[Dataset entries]
[START]

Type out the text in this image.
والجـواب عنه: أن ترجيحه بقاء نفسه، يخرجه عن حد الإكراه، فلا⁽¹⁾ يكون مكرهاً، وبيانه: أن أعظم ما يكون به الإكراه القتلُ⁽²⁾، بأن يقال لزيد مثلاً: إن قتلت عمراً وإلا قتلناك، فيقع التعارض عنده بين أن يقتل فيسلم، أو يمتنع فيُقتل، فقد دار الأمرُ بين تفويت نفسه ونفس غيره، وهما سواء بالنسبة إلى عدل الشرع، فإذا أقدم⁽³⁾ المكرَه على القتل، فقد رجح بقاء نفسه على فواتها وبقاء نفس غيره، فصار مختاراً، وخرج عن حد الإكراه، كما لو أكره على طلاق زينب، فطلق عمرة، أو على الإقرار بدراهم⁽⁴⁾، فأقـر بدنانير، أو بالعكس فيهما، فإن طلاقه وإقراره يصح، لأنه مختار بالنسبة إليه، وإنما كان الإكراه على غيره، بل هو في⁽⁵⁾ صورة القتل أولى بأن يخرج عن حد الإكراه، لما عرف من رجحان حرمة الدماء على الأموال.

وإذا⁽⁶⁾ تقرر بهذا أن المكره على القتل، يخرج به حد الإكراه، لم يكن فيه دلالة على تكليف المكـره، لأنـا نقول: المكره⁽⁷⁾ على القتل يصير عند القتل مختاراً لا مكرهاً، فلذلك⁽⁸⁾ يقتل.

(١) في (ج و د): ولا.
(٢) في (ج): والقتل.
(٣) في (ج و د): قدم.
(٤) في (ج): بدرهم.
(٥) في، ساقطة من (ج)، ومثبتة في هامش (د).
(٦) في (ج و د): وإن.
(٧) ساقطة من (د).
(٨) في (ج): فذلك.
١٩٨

[END]

**What is expected**.
Search the lines above for the string "مختارا", then show every one that has it.

**Correct response**.
والجـواب عنه: أن ترجيحه بقاء نفسه، يخرجه عن حد الإكراه، فلا⁽¹⁾ يكون مكرهاً، وبيانه: أن أعظم ما يكون به الإكراه القتلُ⁽²⁾، بأن يقال لزيد مثلاً: إن قتلت عمراً وإلا قتلناك، فيقع التعارض عنده بين أن يقتل فيسلم، أو يمتنع فيُقتل، فقد دار الأمرُ بين تفويت نفسه ونفس غيره، وهما سواء بالنسبة إلى عدل الشرع، فإذا أقدم⁽³⁾ المكرَه على القتل، فقد رجح بقاء نفسه على فواتها وبقاء نفس غيره، فصار مختاراً، وخرج عن حد الإكراه، كما لو أكره على طلاق زينب، فطلق عمرة، أو على الإقرار بدراهم⁽⁴⁾، فأقـر بدنانير، أو بالعكس فيهما، فإن طلاقه وإقراره يصح، لأنه مختار بالنسبة إليه، وإنما كان الإكراه على غيره، بل هو في⁽⁵⁾ صورة القتل أولى بأن يخرج عن حد الإكراه، لما عرف من رجحان حرمة الدماء على الأموال.
وإذا⁽⁶⁾ تقرر بهذا أن المكره على القتل، يخرج به حد الإكراه، لم يكن فيه دلالة على تكليف المكـره، لأنـا نقول: المكره⁽⁷⁾ على القتل يصير عند القتل مختاراً لا مكرهاً، فلذلك⁽⁸⁾ يقتل.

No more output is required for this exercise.